--- YOUR OBJECTIVE ---
Only the pictures stay out; every record is to be quoted exactly.

--- RECORDS TO PROCESS ---
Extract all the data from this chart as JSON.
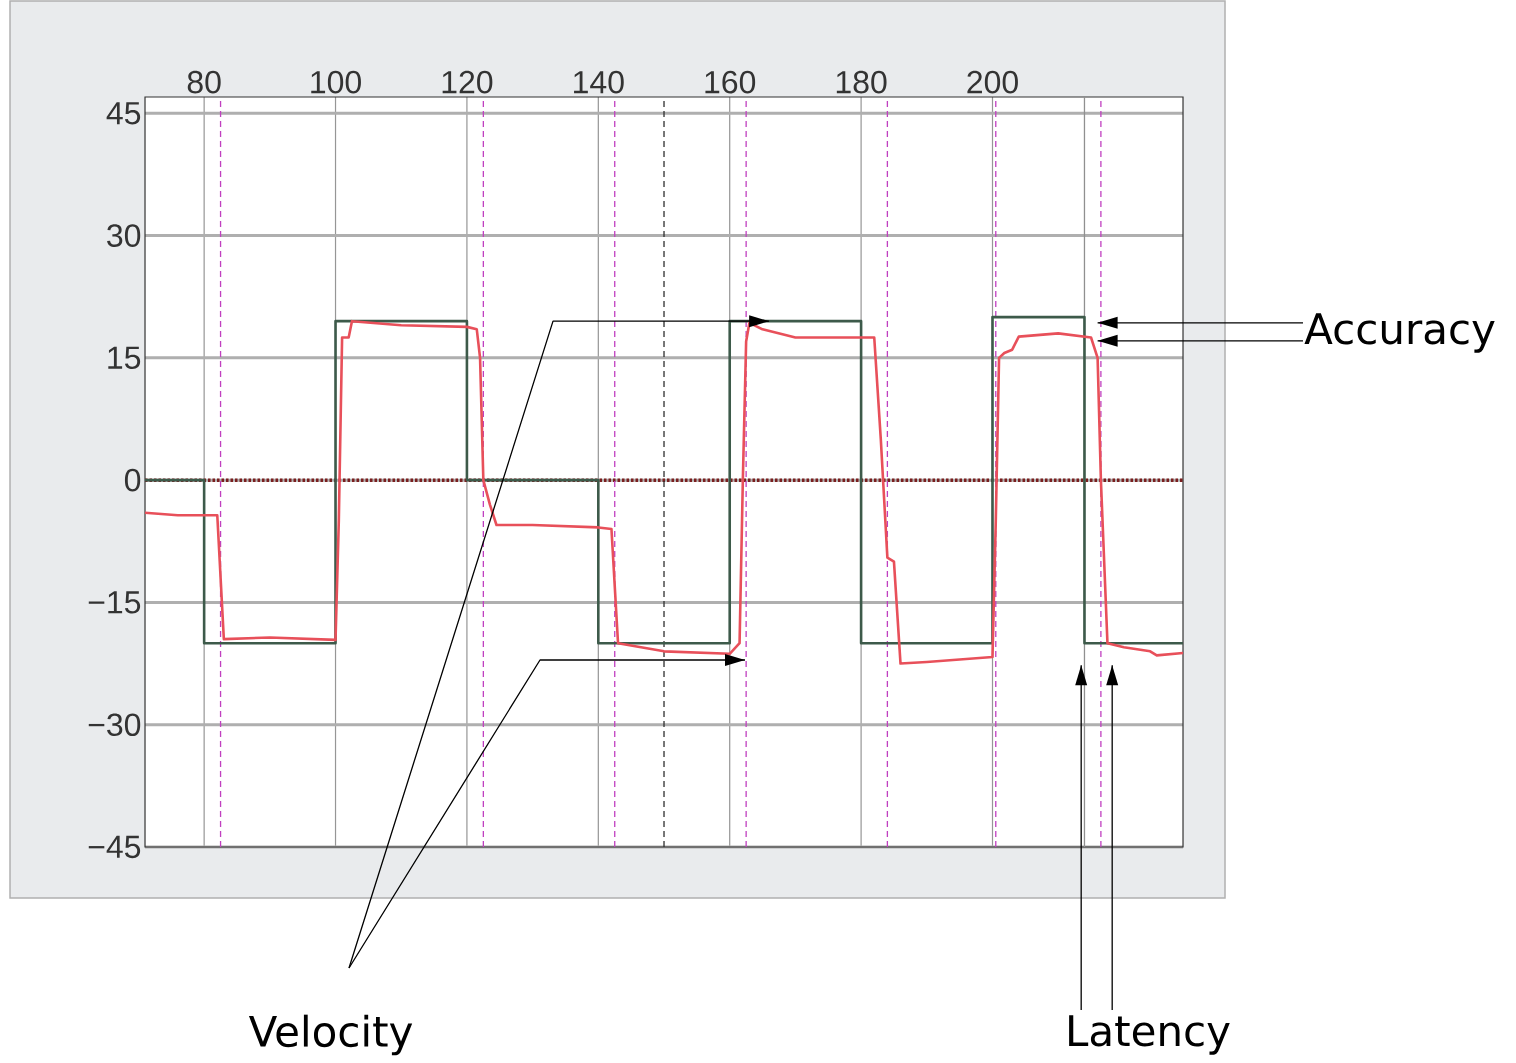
{
  "chart_data": {
    "type": "line",
    "xlim": [
      71,
      229
    ],
    "ylim": [
      -45,
      47
    ],
    "xticks": [
      80,
      100,
      120,
      140,
      160,
      180,
      200
    ],
    "yticks": [
      {
        "value": -45,
        "label": "−45"
      },
      {
        "value": -30,
        "label": "−30"
      },
      {
        "value": -15,
        "label": "−15"
      },
      0,
      15,
      30,
      45
    ],
    "grid": true,
    "series": [
      {
        "color": "#3d5a4a",
        "x": [
          71,
          80,
          80,
          100,
          100,
          120,
          120,
          140,
          140,
          160,
          160,
          180,
          180,
          200,
          200,
          214,
          214,
          229
        ],
        "values": [
          0,
          0,
          -20,
          -20,
          19.5,
          19.5,
          0,
          0,
          -20,
          -20,
          19.5,
          19.5,
          -20,
          -20,
          20,
          20,
          -20,
          -20
        ]
      },
      {
        "color": "#e8505a",
        "x": [
          71,
          76,
          82,
          83,
          90,
          100,
          100.5,
          101,
          102,
          102.5,
          110,
          120,
          121.5,
          122,
          122.5,
          123.5,
          124.5,
          130,
          140,
          142,
          143,
          150,
          160,
          161.5,
          162,
          162.5,
          163,
          165,
          170,
          180,
          182,
          183,
          184,
          185,
          186,
          190,
          200,
          200.5,
          201,
          201.8,
          203,
          204,
          210,
          215,
          216,
          216.5,
          217.5,
          220,
          224,
          225,
          229
        ],
        "values": [
          -4,
          -4.3,
          -4.3,
          -19.5,
          -19.3,
          -19.6,
          -5,
          17.5,
          17.5,
          19.5,
          19,
          18.8,
          18.5,
          15,
          0,
          -3,
          -5.5,
          -5.5,
          -5.8,
          -6,
          -20,
          -21,
          -21.3,
          -20,
          0,
          17,
          19.3,
          18.5,
          17.5,
          17.5,
          17.5,
          5,
          -9.5,
          -10,
          -22.5,
          -22.3,
          -21.7,
          -5,
          15,
          15.6,
          16,
          17.6,
          18,
          17.5,
          15,
          0,
          -20,
          -20.5,
          -21,
          -21.5,
          -21.2
        ]
      }
    ],
    "ref_lines": [
      {
        "axis": "y",
        "value": 0,
        "color": "#7a1f1f",
        "line_style": "dotted"
      },
      {
        "axis": "x",
        "value": 214,
        "color": "#909090",
        "line_style": "solid"
      },
      {
        "axis": "x",
        "value": 82.5,
        "color": "#c040c0",
        "line_style": "dashed"
      },
      {
        "axis": "x",
        "value": 122.5,
        "color": "#c040c0",
        "line_style": "dashed"
      },
      {
        "axis": "x",
        "value": 142.5,
        "color": "#c040c0",
        "line_style": "dashed"
      },
      {
        "axis": "x",
        "value": 150,
        "color": "#303030",
        "line_style": "dashed"
      },
      {
        "axis": "x",
        "value": 162.5,
        "color": "#c040c0",
        "line_style": "dashed"
      },
      {
        "axis": "x",
        "value": 184,
        "color": "#c040c0",
        "line_style": "dashed"
      },
      {
        "axis": "x",
        "value": 200.5,
        "color": "#c040c0",
        "line_style": "dashed"
      },
      {
        "axis": "x",
        "value": 216.5,
        "color": "#c040c0",
        "line_style": "dashed"
      }
    ],
    "annotations": [
      {
        "text": "Accuracy",
        "x": 216,
        "y": 19.3
      },
      {
        "text": "Velocity",
        "x": 166,
        "y": 19.5
      },
      {
        "text": "Latency",
        "x": 213.5,
        "y": -22.7
      }
    ]
  }
}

--- ANSWER FOR THIS EXERCISE ---
Extract all the data from this chart as JSON.
{
  "chart_data": {
    "type": "line",
    "xlim": [
      71,
      229
    ],
    "ylim": [
      -45,
      47
    ],
    "xticks": [
      80,
      100,
      120,
      140,
      160,
      180,
      200
    ],
    "yticks": [
      {
        "value": -45,
        "label": "−45"
      },
      {
        "value": -30,
        "label": "−30"
      },
      {
        "value": -15,
        "label": "−15"
      },
      0,
      15,
      30,
      45
    ],
    "grid": true,
    "series": [
      {
        "color": "#3d5a4a",
        "x": [
          71,
          80,
          80,
          100,
          100,
          120,
          120,
          140,
          140,
          160,
          160,
          180,
          180,
          200,
          200,
          214,
          214,
          229
        ],
        "values": [
          0,
          0,
          -20,
          -20,
          19.5,
          19.5,
          0,
          0,
          -20,
          -20,
          19.5,
          19.5,
          -20,
          -20,
          20,
          20,
          -20,
          -20
        ]
      },
      {
        "color": "#e8505a",
        "x": [
          71,
          76,
          82,
          83,
          90,
          100,
          100.5,
          101,
          102,
          102.5,
          110,
          120,
          121.5,
          122,
          122.5,
          123.5,
          124.5,
          130,
          140,
          142,
          143,
          150,
          160,
          161.5,
          162,
          162.5,
          163,
          165,
          170,
          180,
          182,
          183,
          184,
          185,
          186,
          190,
          200,
          200.5,
          201,
          201.8,
          203,
          204,
          210,
          215,
          216,
          216.5,
          217.5,
          220,
          224,
          225,
          229
        ],
        "values": [
          -4,
          -4.3,
          -4.3,
          -19.5,
          -19.3,
          -19.6,
          -5,
          17.5,
          17.5,
          19.5,
          19,
          18.8,
          18.5,
          15,
          0,
          -3,
          -5.5,
          -5.5,
          -5.8,
          -6,
          -20,
          -21,
          -21.3,
          -20,
          0,
          17,
          19.3,
          18.5,
          17.5,
          17.5,
          17.5,
          5,
          -9.5,
          -10,
          -22.5,
          -22.3,
          -21.7,
          -5,
          15,
          15.6,
          16,
          17.6,
          18,
          17.5,
          15,
          0,
          -20,
          -20.5,
          -21,
          -21.5,
          -21.2
        ]
      }
    ],
    "ref_lines": [
      {
        "axis": "y",
        "value": 0,
        "color": "#7a1f1f",
        "line_style": "dotted"
      },
      {
        "axis": "x",
        "value": 214,
        "color": "#909090",
        "line_style": "solid"
      },
      {
        "axis": "x",
        "value": 82.5,
        "color": "#c040c0",
        "line_style": "dashed"
      },
      {
        "axis": "x",
        "value": 122.5,
        "color": "#c040c0",
        "line_style": "dashed"
      },
      {
        "axis": "x",
        "value": 142.5,
        "color": "#c040c0",
        "line_style": "dashed"
      },
      {
        "axis": "x",
        "value": 150,
        "color": "#303030",
        "line_style": "dashed"
      },
      {
        "axis": "x",
        "value": 162.5,
        "color": "#c040c0",
        "line_style": "dashed"
      },
      {
        "axis": "x",
        "value": 184,
        "color": "#c040c0",
        "line_style": "dashed"
      },
      {
        "axis": "x",
        "value": 200.5,
        "color": "#c040c0",
        "line_style": "dashed"
      },
      {
        "axis": "x",
        "value": 216.5,
        "color": "#c040c0",
        "line_style": "dashed"
      }
    ],
    "annotations": [
      {
        "text": "Accuracy",
        "x": 216,
        "y": 19.3
      },
      {
        "text": "Velocity",
        "x": 166,
        "y": 19.5
      },
      {
        "text": "Latency",
        "x": 213.5,
        "y": -22.7
      }
    ]
  }
}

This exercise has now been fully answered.